__STATED GOAL__: Skip all pictures. Set down only the lines starting at the line containing "Transcribe this image's" and running to the end of the listing.

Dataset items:

━━━━━━━━━━━━━━━━━━━━

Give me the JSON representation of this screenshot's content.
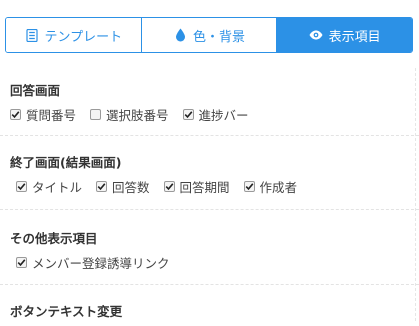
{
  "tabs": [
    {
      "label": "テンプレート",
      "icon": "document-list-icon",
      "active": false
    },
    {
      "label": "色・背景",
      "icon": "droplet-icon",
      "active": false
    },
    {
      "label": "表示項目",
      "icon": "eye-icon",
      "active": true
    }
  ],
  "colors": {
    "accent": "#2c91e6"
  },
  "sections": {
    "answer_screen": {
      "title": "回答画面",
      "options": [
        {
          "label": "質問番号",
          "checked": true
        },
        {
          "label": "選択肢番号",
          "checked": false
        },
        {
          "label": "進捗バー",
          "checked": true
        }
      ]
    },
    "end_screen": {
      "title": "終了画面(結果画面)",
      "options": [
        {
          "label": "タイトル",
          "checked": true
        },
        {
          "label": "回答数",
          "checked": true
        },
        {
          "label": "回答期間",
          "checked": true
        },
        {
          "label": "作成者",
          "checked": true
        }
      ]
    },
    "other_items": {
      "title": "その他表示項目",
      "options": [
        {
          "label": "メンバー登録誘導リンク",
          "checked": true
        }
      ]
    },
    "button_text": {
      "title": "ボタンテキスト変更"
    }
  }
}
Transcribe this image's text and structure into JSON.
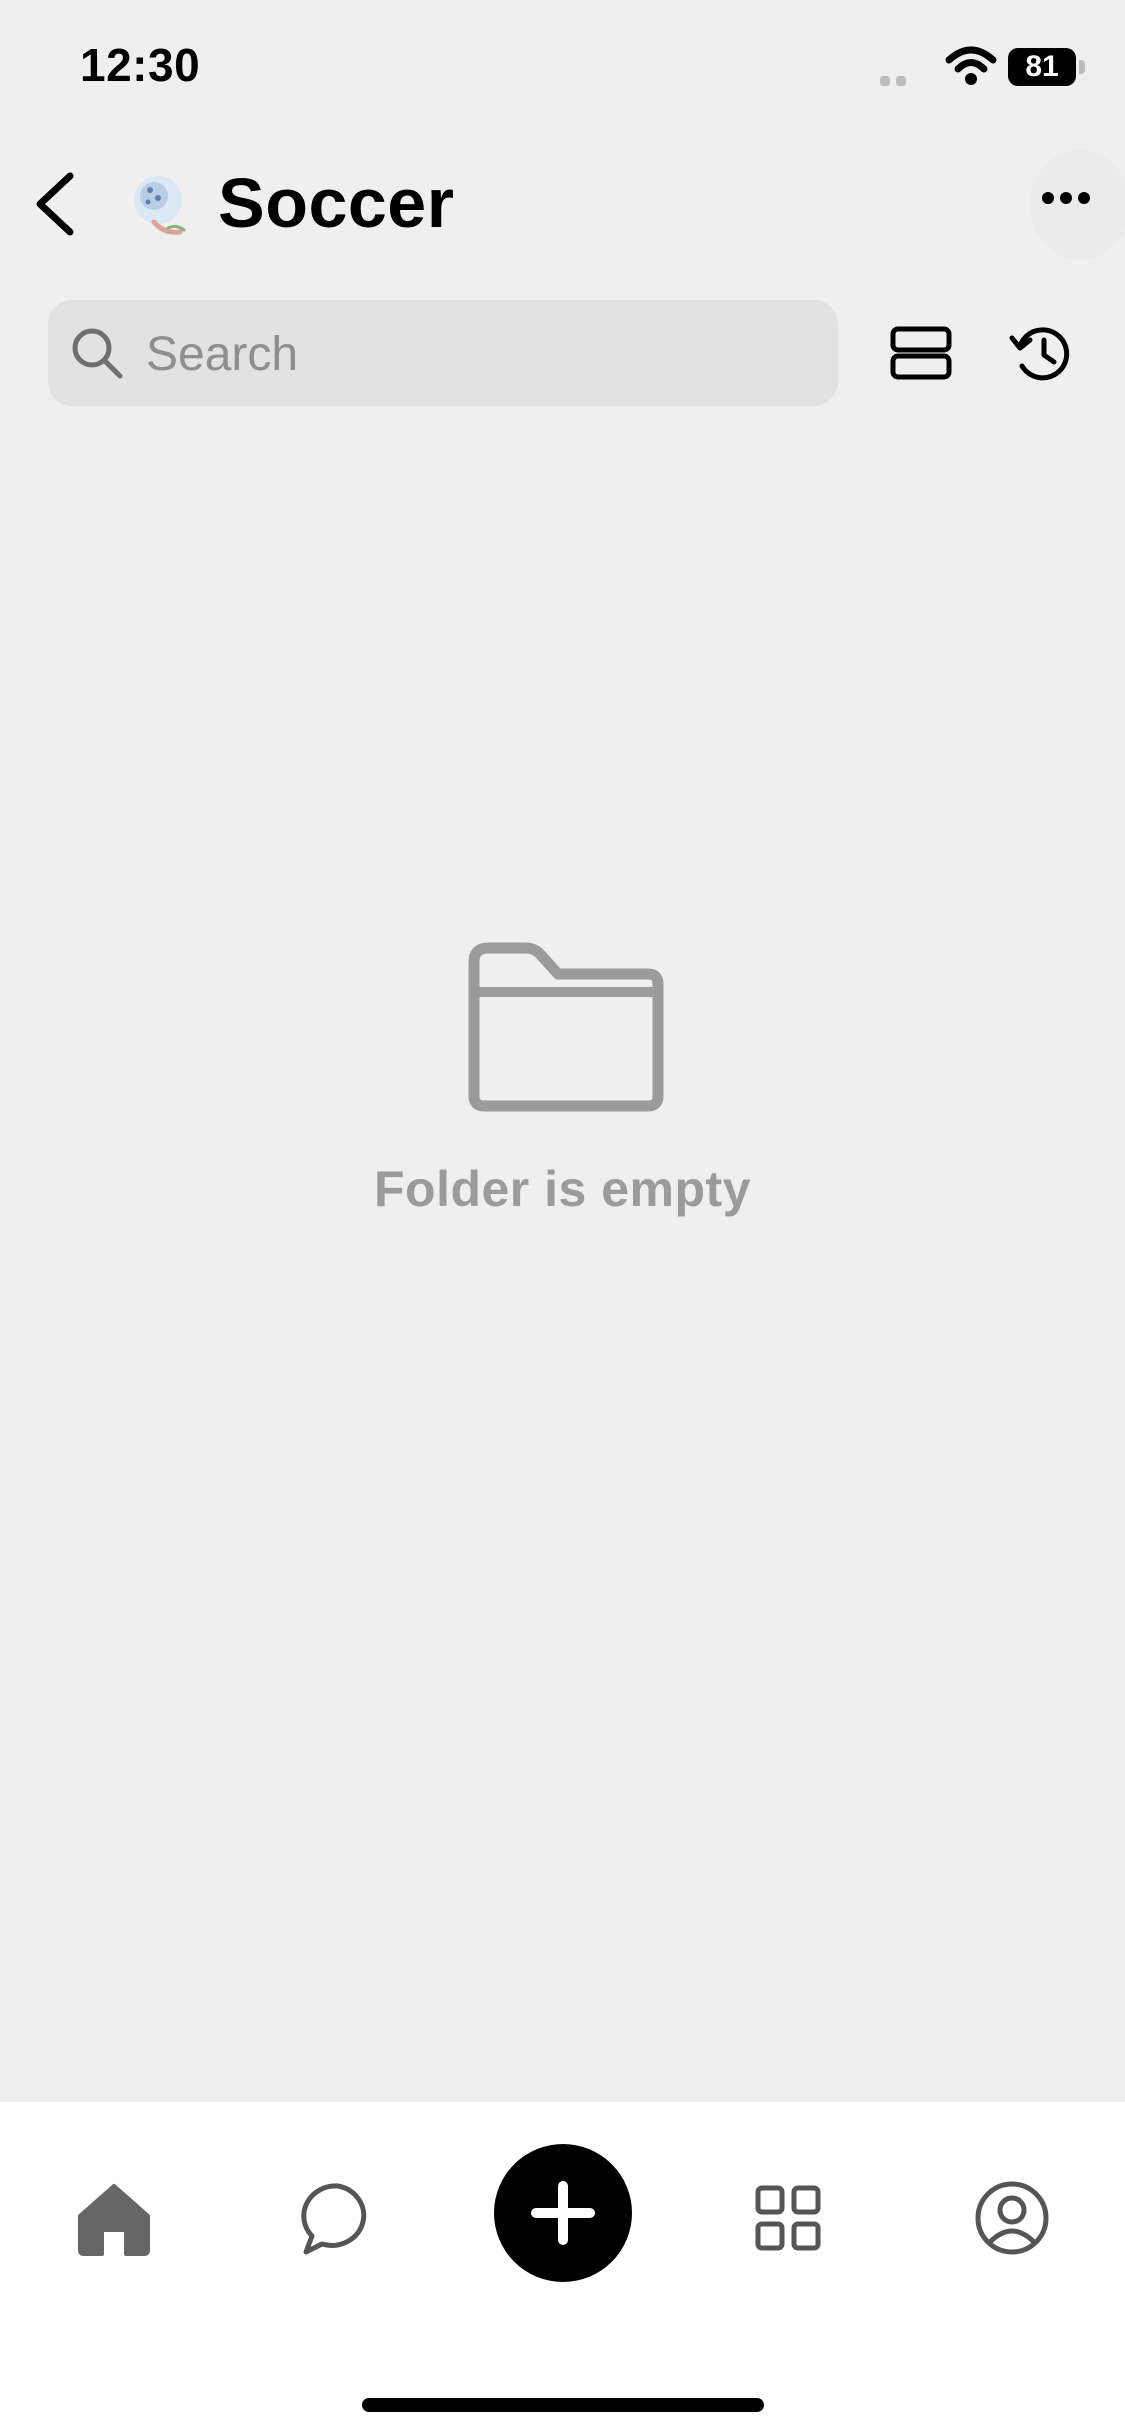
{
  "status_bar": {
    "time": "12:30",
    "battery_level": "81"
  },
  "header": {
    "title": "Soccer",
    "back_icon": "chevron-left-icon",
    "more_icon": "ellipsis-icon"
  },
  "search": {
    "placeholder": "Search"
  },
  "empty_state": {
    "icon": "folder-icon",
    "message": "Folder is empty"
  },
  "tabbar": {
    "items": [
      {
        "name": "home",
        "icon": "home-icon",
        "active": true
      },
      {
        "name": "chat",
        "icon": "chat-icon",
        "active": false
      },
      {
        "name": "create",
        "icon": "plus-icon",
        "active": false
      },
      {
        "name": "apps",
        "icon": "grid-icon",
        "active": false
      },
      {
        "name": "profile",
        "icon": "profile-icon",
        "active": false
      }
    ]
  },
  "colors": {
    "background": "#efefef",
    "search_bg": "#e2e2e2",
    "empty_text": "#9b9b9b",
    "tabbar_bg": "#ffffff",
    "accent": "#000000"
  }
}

━━━━━━━━━━━━━━━━━━━━

__SOLUTION FOR THIS PROBLEM__:
Transcribe this image's text and structure into JSON.
{
  "status_bar": {
    "time": "12:30",
    "battery_level": "81"
  },
  "header": {
    "title": "Soccer",
    "back_icon": "chevron-left-icon",
    "more_icon": "ellipsis-icon"
  },
  "search": {
    "placeholder": "Search"
  },
  "empty_state": {
    "icon": "folder-icon",
    "message": "Folder is empty"
  },
  "tabbar": {
    "items": [
      {
        "name": "home",
        "icon": "home-icon",
        "active": true
      },
      {
        "name": "chat",
        "icon": "chat-icon",
        "active": false
      },
      {
        "name": "create",
        "icon": "plus-icon",
        "active": false
      },
      {
        "name": "apps",
        "icon": "grid-icon",
        "active": false
      },
      {
        "name": "profile",
        "icon": "profile-icon",
        "active": false
      }
    ]
  },
  "colors": {
    "background": "#efefef",
    "search_bg": "#e2e2e2",
    "empty_text": "#9b9b9b",
    "tabbar_bg": "#ffffff",
    "accent": "#000000"
  }
}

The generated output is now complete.